* begin Dataset records *

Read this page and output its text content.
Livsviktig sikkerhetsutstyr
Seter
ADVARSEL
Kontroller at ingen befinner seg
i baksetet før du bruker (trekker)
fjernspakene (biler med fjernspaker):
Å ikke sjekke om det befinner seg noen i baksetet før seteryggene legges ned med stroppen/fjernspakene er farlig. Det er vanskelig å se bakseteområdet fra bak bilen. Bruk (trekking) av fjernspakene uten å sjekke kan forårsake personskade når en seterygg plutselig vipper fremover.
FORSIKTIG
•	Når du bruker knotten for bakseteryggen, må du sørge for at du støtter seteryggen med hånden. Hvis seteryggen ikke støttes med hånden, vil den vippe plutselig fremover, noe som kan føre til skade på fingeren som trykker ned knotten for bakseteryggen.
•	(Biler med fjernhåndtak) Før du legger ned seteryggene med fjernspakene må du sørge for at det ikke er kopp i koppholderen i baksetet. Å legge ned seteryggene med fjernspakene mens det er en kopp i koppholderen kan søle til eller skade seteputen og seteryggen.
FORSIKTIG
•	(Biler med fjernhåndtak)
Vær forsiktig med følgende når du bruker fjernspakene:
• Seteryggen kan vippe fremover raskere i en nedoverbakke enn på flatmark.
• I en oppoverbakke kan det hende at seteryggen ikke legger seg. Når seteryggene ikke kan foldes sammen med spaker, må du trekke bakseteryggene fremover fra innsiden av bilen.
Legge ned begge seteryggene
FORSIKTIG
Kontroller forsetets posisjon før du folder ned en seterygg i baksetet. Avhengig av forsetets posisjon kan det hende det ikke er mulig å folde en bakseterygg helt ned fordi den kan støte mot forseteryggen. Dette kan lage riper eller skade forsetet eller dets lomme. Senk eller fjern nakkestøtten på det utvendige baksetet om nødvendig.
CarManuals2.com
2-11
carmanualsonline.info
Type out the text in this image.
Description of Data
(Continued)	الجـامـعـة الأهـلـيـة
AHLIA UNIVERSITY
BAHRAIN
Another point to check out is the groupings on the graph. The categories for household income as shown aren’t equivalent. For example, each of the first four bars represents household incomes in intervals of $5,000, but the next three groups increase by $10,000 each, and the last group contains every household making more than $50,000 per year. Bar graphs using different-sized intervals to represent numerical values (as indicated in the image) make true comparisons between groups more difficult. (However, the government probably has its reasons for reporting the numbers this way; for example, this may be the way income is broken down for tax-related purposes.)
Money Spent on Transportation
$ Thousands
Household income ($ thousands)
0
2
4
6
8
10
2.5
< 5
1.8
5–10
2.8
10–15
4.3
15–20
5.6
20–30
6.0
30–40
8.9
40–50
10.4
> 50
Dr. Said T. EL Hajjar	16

* end Dataset records *

Say how many lines contain the string "befinner", giving nothing but the count.

* **Solution to this exercise**
2